#### DIRECTIONS FOR THIS TASK:
Copy out the entries below precisely; nothing is to be omitted.
——————————
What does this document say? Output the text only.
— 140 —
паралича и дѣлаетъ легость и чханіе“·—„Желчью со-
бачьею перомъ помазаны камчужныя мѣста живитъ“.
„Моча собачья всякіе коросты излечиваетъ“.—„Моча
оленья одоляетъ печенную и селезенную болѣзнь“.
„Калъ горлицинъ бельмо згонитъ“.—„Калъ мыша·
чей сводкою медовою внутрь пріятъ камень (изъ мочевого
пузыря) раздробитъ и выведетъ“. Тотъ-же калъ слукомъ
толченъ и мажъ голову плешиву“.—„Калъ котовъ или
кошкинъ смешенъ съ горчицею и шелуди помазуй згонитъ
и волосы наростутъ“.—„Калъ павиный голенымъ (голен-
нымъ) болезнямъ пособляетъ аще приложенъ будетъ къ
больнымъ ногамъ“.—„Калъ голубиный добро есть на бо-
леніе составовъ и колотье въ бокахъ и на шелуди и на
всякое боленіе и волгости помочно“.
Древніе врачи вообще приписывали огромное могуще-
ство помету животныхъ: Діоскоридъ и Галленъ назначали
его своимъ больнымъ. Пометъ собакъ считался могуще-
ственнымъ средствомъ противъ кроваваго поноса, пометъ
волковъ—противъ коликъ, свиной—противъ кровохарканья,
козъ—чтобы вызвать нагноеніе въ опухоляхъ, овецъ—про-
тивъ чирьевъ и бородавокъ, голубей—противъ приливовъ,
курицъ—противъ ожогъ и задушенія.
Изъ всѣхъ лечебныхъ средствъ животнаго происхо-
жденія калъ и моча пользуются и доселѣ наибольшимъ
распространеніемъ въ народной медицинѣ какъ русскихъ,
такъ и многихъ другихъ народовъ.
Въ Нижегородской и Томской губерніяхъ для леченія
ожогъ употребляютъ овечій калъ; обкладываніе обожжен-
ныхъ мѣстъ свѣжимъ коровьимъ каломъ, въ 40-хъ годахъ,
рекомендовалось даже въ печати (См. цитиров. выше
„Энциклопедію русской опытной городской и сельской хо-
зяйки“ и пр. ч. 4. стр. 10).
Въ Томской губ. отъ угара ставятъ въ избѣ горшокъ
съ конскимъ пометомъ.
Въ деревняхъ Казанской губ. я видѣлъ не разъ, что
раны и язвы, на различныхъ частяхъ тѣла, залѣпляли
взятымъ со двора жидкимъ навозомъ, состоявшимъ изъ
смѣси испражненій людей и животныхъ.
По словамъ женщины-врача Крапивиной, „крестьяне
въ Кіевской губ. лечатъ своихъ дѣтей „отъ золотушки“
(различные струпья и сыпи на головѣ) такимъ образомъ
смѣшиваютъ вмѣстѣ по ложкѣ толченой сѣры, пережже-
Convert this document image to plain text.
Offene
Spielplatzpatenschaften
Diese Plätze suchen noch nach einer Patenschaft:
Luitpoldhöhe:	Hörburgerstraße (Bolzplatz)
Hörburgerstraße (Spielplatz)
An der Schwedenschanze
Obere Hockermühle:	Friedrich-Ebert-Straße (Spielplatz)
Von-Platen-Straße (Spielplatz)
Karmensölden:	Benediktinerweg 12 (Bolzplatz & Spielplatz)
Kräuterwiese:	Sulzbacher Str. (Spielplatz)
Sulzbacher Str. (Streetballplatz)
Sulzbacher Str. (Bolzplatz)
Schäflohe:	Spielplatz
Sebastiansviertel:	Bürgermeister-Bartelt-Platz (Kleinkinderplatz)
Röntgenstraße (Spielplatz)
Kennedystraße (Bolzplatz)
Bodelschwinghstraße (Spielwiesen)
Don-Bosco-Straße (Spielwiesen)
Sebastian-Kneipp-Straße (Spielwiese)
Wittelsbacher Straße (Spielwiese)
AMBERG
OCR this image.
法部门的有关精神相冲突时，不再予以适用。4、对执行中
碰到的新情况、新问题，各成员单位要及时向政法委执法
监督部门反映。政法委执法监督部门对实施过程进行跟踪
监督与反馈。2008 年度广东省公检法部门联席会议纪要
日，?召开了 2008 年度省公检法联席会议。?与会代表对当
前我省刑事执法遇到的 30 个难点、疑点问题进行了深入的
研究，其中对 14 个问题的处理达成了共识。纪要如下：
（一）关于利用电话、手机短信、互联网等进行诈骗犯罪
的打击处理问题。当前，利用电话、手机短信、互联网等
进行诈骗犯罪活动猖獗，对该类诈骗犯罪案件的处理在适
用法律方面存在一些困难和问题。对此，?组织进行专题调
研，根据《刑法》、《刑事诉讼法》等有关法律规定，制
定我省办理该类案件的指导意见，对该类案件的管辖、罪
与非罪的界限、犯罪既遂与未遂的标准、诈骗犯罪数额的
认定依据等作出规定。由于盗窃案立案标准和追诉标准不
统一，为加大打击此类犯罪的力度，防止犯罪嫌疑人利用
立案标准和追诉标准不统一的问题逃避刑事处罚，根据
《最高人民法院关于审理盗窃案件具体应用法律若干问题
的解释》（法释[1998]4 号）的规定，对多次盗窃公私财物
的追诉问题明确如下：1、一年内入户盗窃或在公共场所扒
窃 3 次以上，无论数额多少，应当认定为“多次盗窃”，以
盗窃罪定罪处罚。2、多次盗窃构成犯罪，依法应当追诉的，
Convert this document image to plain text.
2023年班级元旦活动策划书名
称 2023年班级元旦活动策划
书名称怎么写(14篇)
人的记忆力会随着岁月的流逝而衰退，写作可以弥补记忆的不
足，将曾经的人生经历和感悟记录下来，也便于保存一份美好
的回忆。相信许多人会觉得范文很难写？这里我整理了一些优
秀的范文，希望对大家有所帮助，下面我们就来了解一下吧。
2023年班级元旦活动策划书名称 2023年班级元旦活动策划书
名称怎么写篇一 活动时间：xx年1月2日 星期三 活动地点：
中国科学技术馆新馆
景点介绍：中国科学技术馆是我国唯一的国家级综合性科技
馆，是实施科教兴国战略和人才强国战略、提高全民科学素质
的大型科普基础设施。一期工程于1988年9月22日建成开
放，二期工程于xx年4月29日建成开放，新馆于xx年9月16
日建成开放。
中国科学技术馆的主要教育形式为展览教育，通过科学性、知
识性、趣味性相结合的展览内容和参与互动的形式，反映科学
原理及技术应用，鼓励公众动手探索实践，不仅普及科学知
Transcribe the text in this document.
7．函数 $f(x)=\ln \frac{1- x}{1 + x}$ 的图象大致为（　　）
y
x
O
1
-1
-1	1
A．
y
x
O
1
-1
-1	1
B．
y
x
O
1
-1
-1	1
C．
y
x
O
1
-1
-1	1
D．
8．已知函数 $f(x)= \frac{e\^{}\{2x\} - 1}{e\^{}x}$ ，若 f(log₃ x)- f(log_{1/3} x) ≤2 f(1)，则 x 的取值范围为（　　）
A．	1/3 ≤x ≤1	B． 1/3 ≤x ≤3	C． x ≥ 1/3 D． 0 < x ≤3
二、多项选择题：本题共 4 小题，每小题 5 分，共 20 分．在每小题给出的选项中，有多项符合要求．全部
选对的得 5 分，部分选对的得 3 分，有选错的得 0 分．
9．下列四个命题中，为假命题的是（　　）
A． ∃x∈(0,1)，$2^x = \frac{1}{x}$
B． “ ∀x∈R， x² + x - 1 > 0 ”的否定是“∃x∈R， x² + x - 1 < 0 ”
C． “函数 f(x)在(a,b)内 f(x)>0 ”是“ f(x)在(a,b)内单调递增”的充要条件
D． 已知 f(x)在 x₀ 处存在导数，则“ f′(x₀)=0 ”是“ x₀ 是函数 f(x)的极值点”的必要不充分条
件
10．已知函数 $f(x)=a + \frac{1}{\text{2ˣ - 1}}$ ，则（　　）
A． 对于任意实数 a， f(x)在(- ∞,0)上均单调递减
——————————
#### RESPONSE TO THIS TASK:
What does this document say? Output the text only.
— 140 —
паралича и дѣлаетъ легость и чханіе“·—„Желчью со-
бачьею перомъ помазаны камчужныя мѣста живитъ“.
„Моча собачья всякіе коросты излечиваетъ“.—„Моча
оленья одоляетъ печенную и селезенную болѣзнь“.
„Калъ горлицинъ бельмо згонитъ“.—„Калъ мыша·
чей сводкою медовою внутрь пріятъ камень (изъ мочевого
пузыря) раздробитъ и выведетъ“. Тотъ-же калъ слукомъ
толченъ и мажъ голову плешиву“.—„Калъ котовъ или
кошкинъ смешенъ съ горчицею и шелуди помазуй згонитъ
и волосы наростутъ“.—„Калъ павиный голенымъ (голен-
нымъ) болезнямъ пособляетъ аще приложенъ будетъ къ
больнымъ ногамъ“.—„Калъ голубиный добро есть на бо-
леніе составовъ и колотье въ бокахъ и на шелуди и на
всякое боленіе и волгости помочно“.
Древніе врачи вообще приписывали огромное могуще-
ство помету животныхъ: Діоскоридъ и Галленъ назначали
его своимъ больнымъ. Пометъ собакъ считался могуще-
ственнымъ средствомъ противъ кроваваго поноса, пометъ
волковъ—противъ коликъ, свиной—противъ кровохарканья,
козъ—чтобы вызвать нагноеніе въ опухоляхъ, овецъ—про-
тивъ чирьевъ и бородавокъ, голубей—противъ приливовъ,
курицъ—противъ ожогъ и задушенія.
Изъ всѣхъ лечебныхъ средствъ животнаго происхо-
жденія калъ и моча пользуются и доселѣ наибольшимъ
распространеніемъ въ народной медицинѣ какъ русскихъ,
такъ и многихъ другихъ народовъ.
Въ Нижегородской и Томской губерніяхъ для леченія
ожогъ употребляютъ овечій калъ; обкладываніе обожжен-
ныхъ мѣстъ свѣжимъ коровьимъ каломъ, въ 40-хъ годахъ,
рекомендовалось даже въ печати (См. цитиров. выше
„Энциклопедію русской опытной городской и сельской хо-
зяйки“ и пр. ч. 4. стр. 10).
Въ Томской губ. отъ угара ставятъ въ избѣ горшокъ
съ конскимъ пометомъ.
Въ деревняхъ Казанской губ. я видѣлъ не разъ, что
раны и язвы, на различныхъ частяхъ тѣла, залѣпляли
взятымъ со двора жидкимъ навозомъ, состоявшимъ изъ
смѣси испражненій людей и животныхъ.
По словамъ женщины-врача Крапивиной, „крестьяне
въ Кіевской губ. лечатъ своихъ дѣтей „отъ золотушки“
(различные струпья и сыпи на головѣ) такимъ образомъ
смѣшиваютъ вмѣстѣ по ложкѣ толченой сѣры, пережже-
Convert this document image to plain text.
Offene
Spielplatzpatenschaften
Diese Plätze suchen noch nach einer Patenschaft:
Luitpoldhöhe:	Hörburgerstraße (Bolzplatz)
Hörburgerstraße (Spielplatz)
An der Schwedenschanze
Obere Hockermühle:	Friedrich-Ebert-Straße (Spielplatz)
Von-Platen-Straße (Spielplatz)
Karmensölden:	Benediktinerweg 12 (Bolzplatz & Spielplatz)
Kräuterwiese:	Sulzbacher Str. (Spielplatz)
Sulzbacher Str. (Streetballplatz)
Sulzbacher Str. (Bolzplatz)
Schäflohe:	Spielplatz
Sebastiansviertel:	Bürgermeister-Bartelt-Platz (Kleinkinderplatz)
Röntgenstraße (Spielplatz)
Kennedystraße (Bolzplatz)
Bodelschwinghstraße (Spielwiesen)
Don-Bosco-Straße (Spielwiesen)
Sebastian-Kneipp-Straße (Spielwiese)
Wittelsbacher Straße (Spielwiese)
AMBERG
OCR this image.
法部门的有关精神相冲突时，不再予以适用。4、对执行中
碰到的新情况、新问题，各成员单位要及时向政法委执法
监督部门反映。政法委执法监督部门对实施过程进行跟踪
监督与反馈。2008 年度广东省公检法部门联席会议纪要
日，?召开了 2008 年度省公检法联席会议。?与会代表对当
前我省刑事执法遇到的 30 个难点、疑点问题进行了深入的
研究，其中对 14 个问题的处理达成了共识。纪要如下：
（一）关于利用电话、手机短信、互联网等进行诈骗犯罪
的打击处理问题。当前，利用电话、手机短信、互联网等
进行诈骗犯罪活动猖獗，对该类诈骗犯罪案件的处理在适
用法律方面存在一些困难和问题。对此，?组织进行专题调
研，根据《刑法》、《刑事诉讼法》等有关法律规定，制
定我省办理该类案件的指导意见，对该类案件的管辖、罪
与非罪的界限、犯罪既遂与未遂的标准、诈骗犯罪数额的
认定依据等作出规定。由于盗窃案立案标准和追诉标准不
统一，为加大打击此类犯罪的力度，防止犯罪嫌疑人利用
立案标准和追诉标准不统一的问题逃避刑事处罚，根据
《最高人民法院关于审理盗窃案件具体应用法律若干问题
的解释》（法释[1998]4 号）的规定，对多次盗窃公私财物
的追诉问题明确如下：1、一年内入户盗窃或在公共场所扒
窃 3 次以上，无论数额多少，应当认定为“多次盗窃”，以
盗窃罪定罪处罚。2、多次盗窃构成犯罪，依法应当追诉的，
Convert this document image to plain text.
2023年班级元旦活动策划书名
称 2023年班级元旦活动策划
书名称怎么写(14篇)
人的记忆力会随着岁月的流逝而衰退，写作可以弥补记忆的不
足，将曾经的人生经历和感悟记录下来，也便于保存一份美好
的回忆。相信许多人会觉得范文很难写？这里我整理了一些优
秀的范文，希望对大家有所帮助，下面我们就来了解一下吧。
2023年班级元旦活动策划书名称 2023年班级元旦活动策划书
名称怎么写篇一 活动时间：xx年1月2日 星期三 活动地点：
中国科学技术馆新馆
景点介绍：中国科学技术馆是我国唯一的国家级综合性科技
馆，是实施科教兴国战略和人才强国战略、提高全民科学素质
的大型科普基础设施。一期工程于1988年9月22日建成开
放，二期工程于xx年4月29日建成开放，新馆于xx年9月16
日建成开放。
中国科学技术馆的主要教育形式为展览教育，通过科学性、知
识性、趣味性相结合的展览内容和参与互动的形式，反映科学
原理及技术应用，鼓励公众动手探索实践，不仅普及科学知
Transcribe the text in this document.
7．函数 $f(x)=\ln \frac{1- x}{1 + x}$ 的图象大致为（　　）
y
x
O
1
-1
-1	1
A．
y
x
O
1
-1
-1	1
B．
y
x
O
1
-1
-1	1
C．
y
x
O
1
-1
-1	1
D．
8．已知函数 $f(x)= \frac{e\^{}\{2x\} - 1}{e\^{}x}$ ，若 f(log₃ x)- f(log_{1/3} x) ≤2 f(1)，则 x 的取值范围为（　　）
A．	1/3 ≤x ≤1	B． 1/3 ≤x ≤3	C． x ≥ 1/3 D． 0 < x ≤3
二、多项选择题：本题共 4 小题，每小题 5 分，共 20 分．在每小题给出的选项中，有多项符合要求．全部
选对的得 5 分，部分选对的得 3 分，有选错的得 0 分．
9．下列四个命题中，为假命题的是（　　）
A． ∃x∈(0,1)，$2^x = \frac{1}{x}$
B． “ ∀x∈R， x² + x - 1 > 0 ”的否定是“∃x∈R， x² + x - 1 < 0 ”
C． “函数 f(x)在(a,b)内 f(x)>0 ”是“ f(x)在(a,b)内单调递增”的充要条件
D． 已知 f(x)在 x₀ 处存在导数，则“ f′(x₀)=0 ”是“ x₀ 是函数 f(x)的极值点”的必要不充分条
件
10．已知函数 $f(x)=a + \frac{1}{\text{2ˣ - 1}}$ ，则（　　）
A． 对于任意实数 a， f(x)在(- ∞,0)上均单调递减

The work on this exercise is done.